> **Short task**: Pull every line from the listing below and reproduce each one verbatim.

Layout element entries
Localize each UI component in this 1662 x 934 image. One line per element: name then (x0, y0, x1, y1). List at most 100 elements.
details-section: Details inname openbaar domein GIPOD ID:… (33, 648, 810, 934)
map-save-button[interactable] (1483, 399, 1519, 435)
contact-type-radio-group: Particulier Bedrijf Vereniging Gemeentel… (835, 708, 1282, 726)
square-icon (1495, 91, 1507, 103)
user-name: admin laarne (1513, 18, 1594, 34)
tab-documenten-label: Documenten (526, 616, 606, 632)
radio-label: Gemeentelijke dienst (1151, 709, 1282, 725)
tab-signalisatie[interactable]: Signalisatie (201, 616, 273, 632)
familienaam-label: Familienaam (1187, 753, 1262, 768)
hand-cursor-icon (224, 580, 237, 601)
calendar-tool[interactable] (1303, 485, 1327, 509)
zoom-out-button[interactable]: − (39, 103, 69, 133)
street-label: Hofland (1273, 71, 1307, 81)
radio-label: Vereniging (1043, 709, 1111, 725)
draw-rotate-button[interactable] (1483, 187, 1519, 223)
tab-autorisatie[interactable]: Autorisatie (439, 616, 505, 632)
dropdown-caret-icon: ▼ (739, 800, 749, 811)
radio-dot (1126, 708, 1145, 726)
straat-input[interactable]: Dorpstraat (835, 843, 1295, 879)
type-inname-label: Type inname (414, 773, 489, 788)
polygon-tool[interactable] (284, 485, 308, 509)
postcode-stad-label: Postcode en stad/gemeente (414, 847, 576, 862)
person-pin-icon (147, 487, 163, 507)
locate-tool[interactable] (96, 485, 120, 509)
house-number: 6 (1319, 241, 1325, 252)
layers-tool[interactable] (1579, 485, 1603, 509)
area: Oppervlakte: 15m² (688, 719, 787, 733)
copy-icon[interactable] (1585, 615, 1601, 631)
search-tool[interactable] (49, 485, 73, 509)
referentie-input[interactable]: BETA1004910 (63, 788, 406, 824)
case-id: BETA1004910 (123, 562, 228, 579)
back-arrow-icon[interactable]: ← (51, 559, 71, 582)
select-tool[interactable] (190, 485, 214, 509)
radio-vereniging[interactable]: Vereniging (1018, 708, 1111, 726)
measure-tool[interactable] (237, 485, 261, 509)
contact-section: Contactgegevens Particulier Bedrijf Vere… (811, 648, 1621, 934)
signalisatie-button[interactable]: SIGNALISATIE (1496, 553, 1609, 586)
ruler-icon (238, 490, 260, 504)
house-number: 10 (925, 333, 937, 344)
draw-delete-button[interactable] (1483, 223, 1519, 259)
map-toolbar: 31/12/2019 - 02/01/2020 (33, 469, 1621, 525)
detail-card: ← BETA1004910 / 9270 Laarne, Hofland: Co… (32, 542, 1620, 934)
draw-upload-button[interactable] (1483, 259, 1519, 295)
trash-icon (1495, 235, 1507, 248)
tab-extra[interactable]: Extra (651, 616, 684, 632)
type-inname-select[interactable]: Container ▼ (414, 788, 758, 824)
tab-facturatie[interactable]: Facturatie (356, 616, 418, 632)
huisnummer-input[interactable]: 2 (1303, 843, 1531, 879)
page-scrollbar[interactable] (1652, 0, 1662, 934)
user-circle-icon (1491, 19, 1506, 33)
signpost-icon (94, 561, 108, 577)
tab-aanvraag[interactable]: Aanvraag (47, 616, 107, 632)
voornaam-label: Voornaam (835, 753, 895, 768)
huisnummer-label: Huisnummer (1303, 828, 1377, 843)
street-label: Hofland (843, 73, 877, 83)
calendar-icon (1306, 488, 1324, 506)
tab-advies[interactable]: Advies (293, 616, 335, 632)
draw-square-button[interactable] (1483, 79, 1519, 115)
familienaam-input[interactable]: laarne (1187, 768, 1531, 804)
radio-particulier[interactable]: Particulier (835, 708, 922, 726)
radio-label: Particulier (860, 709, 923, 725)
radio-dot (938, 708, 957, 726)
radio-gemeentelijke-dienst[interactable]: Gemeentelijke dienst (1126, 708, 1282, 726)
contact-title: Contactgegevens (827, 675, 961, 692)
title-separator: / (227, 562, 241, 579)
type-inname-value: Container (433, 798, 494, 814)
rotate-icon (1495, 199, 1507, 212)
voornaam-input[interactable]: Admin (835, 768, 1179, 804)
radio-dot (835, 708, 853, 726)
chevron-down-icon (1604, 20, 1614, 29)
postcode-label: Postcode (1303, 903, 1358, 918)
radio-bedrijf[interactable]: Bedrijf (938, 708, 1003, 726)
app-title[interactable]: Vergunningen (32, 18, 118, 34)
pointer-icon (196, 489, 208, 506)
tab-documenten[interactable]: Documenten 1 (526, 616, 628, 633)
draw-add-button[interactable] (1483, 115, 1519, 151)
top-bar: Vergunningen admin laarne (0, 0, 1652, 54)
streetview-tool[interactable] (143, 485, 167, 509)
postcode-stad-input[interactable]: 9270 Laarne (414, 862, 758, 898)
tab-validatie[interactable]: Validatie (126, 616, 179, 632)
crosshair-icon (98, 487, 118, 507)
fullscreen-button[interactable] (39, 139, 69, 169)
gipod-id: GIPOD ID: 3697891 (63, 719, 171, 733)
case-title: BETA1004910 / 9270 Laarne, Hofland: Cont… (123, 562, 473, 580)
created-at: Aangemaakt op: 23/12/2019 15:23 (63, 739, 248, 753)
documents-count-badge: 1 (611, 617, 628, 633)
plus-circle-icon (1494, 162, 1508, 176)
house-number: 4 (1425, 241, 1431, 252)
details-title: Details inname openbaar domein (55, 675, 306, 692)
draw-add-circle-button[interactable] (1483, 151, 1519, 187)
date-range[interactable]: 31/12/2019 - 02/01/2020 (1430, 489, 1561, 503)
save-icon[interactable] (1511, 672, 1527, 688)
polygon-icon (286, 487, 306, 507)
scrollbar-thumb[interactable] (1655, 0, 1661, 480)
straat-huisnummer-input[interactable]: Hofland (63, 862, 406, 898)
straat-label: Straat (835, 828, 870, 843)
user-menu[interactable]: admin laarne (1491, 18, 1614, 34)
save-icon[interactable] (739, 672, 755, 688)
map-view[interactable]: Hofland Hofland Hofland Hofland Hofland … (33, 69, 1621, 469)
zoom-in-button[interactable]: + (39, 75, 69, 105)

> **Correct output**:
Localize each UI component in this 1662 x 934 image. One line per element: name then (x0, y0, x1, y1). List at most 100 elements.
details-section: Details inname openbaar domein GIPOD ID:… (33, 648, 810, 934)
map-save-button[interactable] (1483, 399, 1519, 435)
contact-type-radio-group: Particulier Bedrijf Vereniging Gemeentel… (835, 708, 1282, 726)
square-icon (1495, 91, 1507, 103)
user-name: admin laarne (1513, 18, 1594, 34)
tab-documenten-label: Documenten (526, 616, 606, 632)
radio-label: Gemeentelijke dienst (1151, 709, 1282, 725)
tab-signalisatie[interactable]: Signalisatie (201, 616, 273, 632)
familienaam-label: Familienaam (1187, 753, 1262, 768)
hand-cursor-icon (224, 580, 237, 601)
calendar-tool[interactable] (1303, 485, 1327, 509)
zoom-out-button[interactable]: − (39, 103, 69, 133)
street-label: Hofland (1273, 71, 1307, 81)
radio-label: Vereniging (1043, 709, 1111, 725)
draw-rotate-button[interactable] (1483, 187, 1519, 223)
tab-autorisatie[interactable]: Autorisatie (439, 616, 505, 632)
dropdown-caret-icon: ▼ (739, 800, 749, 811)
radio-dot (1126, 708, 1145, 726)
straat-input[interactable]: Dorpstraat (835, 843, 1295, 879)
type-inname-label: Type inname (414, 773, 489, 788)
polygon-tool[interactable] (284, 485, 308, 509)
postcode-stad-label: Postcode en stad/gemeente (414, 847, 576, 862)
person-pin-icon (147, 487, 163, 507)
locate-tool[interactable] (96, 485, 120, 509)
house-number: 6 (1319, 241, 1325, 252)
layers-tool[interactable] (1579, 485, 1603, 509)
area: Oppervlakte: 15m² (688, 719, 787, 733)
copy-icon[interactable] (1585, 615, 1601, 631)
search-tool[interactable] (49, 485, 73, 509)
referentie-input[interactable]: BETA1004910 (63, 788, 406, 824)
case-id: BETA1004910 (123, 562, 228, 579)
back-arrow-icon[interactable]: ← (51, 559, 71, 582)
select-tool[interactable] (190, 485, 214, 509)
radio-vereniging[interactable]: Vereniging (1018, 708, 1111, 726)
measure-tool[interactable] (237, 485, 261, 509)
contact-section: Contactgegevens Particulier Bedrijf Vere… (811, 648, 1621, 934)
signalisatie-button[interactable]: SIGNALISATIE (1496, 553, 1609, 586)
ruler-icon (238, 490, 260, 504)
house-number: 10 (925, 333, 937, 344)
draw-delete-button[interactable] (1483, 223, 1519, 259)
map-toolbar: 31/12/2019 - 02/01/2020 (33, 469, 1621, 525)
detail-card: ← BETA1004910 / 9270 Laarne, Hofland: Co… (32, 542, 1620, 934)
draw-upload-button[interactable] (1483, 259, 1519, 295)
trash-icon (1495, 235, 1507, 248)
tab-extra[interactable]: Extra (651, 616, 684, 632)
type-inname-select[interactable]: Container ▼ (414, 788, 758, 824)
tab-facturatie[interactable]: Facturatie (356, 616, 418, 632)
huisnummer-input[interactable]: 2 (1303, 843, 1531, 879)
page-scrollbar[interactable] (1652, 0, 1662, 934)
user-circle-icon (1491, 19, 1506, 33)
signpost-icon (94, 561, 108, 577)
tab-aanvraag[interactable]: Aanvraag (47, 616, 107, 632)
voornaam-label: Voornaam (835, 753, 895, 768)
huisnummer-label: Huisnummer (1303, 828, 1377, 843)
street-label: Hofland (843, 73, 877, 83)
calendar-icon (1306, 488, 1324, 506)
tab-advies[interactable]: Advies (293, 616, 335, 632)
draw-square-button[interactable] (1483, 79, 1519, 115)
familienaam-input[interactable]: laarne (1187, 768, 1531, 804)
radio-particulier[interactable]: Particulier (835, 708, 922, 726)
radio-label: Particulier (860, 709, 923, 725)
radio-dot (938, 708, 957, 726)
radio-gemeentelijke-dienst[interactable]: Gemeentelijke dienst (1126, 708, 1282, 726)
contact-title: Contactgegevens (827, 675, 961, 692)
title-separator: / (227, 562, 241, 579)
type-inname-value: Container (433, 798, 494, 814)
rotate-icon (1495, 199, 1507, 212)
voornaam-input[interactable]: Admin (835, 768, 1179, 804)
radio-dot (835, 708, 853, 726)
chevron-down-icon (1604, 20, 1614, 29)
postcode-label: Postcode (1303, 903, 1358, 918)
radio-bedrijf[interactable]: Bedrijf (938, 708, 1003, 726)
app-title[interactable]: Vergunningen (32, 18, 118, 34)
pointer-icon (196, 489, 208, 506)
tab-documenten[interactable]: Documenten 1 (526, 616, 628, 633)
draw-add-button[interactable] (1483, 115, 1519, 151)
top-bar: Vergunningen admin laarne (0, 0, 1652, 54)
streetview-tool[interactable] (143, 485, 167, 509)
postcode-stad-input[interactable]: 9270 Laarne (414, 862, 758, 898)
tab-validatie[interactable]: Validatie (126, 616, 179, 632)
crosshair-icon (98, 487, 118, 507)
fullscreen-button[interactable] (39, 139, 69, 169)
gipod-id: GIPOD ID: 3697891 (63, 719, 171, 733)
case-title: BETA1004910 / 9270 Laarne, Hofland: Cont… (123, 562, 473, 580)
created-at: Aangemaakt op: 23/12/2019 15:23 (63, 739, 248, 753)
documents-count-badge: 1 (611, 617, 628, 633)
plus-circle-icon (1494, 162, 1508, 176)
house-number: 4 (1425, 241, 1431, 252)
details-title: Details inname openbaar domein (55, 675, 306, 692)
draw-add-circle-button[interactable] (1483, 151, 1519, 187)
date-range[interactable]: 31/12/2019 - 02/01/2020 (1430, 489, 1561, 503)
save-icon[interactable] (1511, 672, 1527, 688)
polygon-icon (286, 487, 306, 507)
scrollbar-thumb[interactable] (1655, 0, 1661, 480)
straat-huisnummer-input[interactable]: Hofland (63, 862, 406, 898)
straat-label: Straat (835, 828, 870, 843)
user-menu[interactable]: admin laarne (1491, 18, 1614, 34)
save-icon[interactable] (739, 672, 755, 688)
map-view[interactable]: Hofland Hofland Hofland Hofland Hofland … (33, 69, 1621, 469)
zoom-in-button[interactable]: + (39, 75, 69, 105)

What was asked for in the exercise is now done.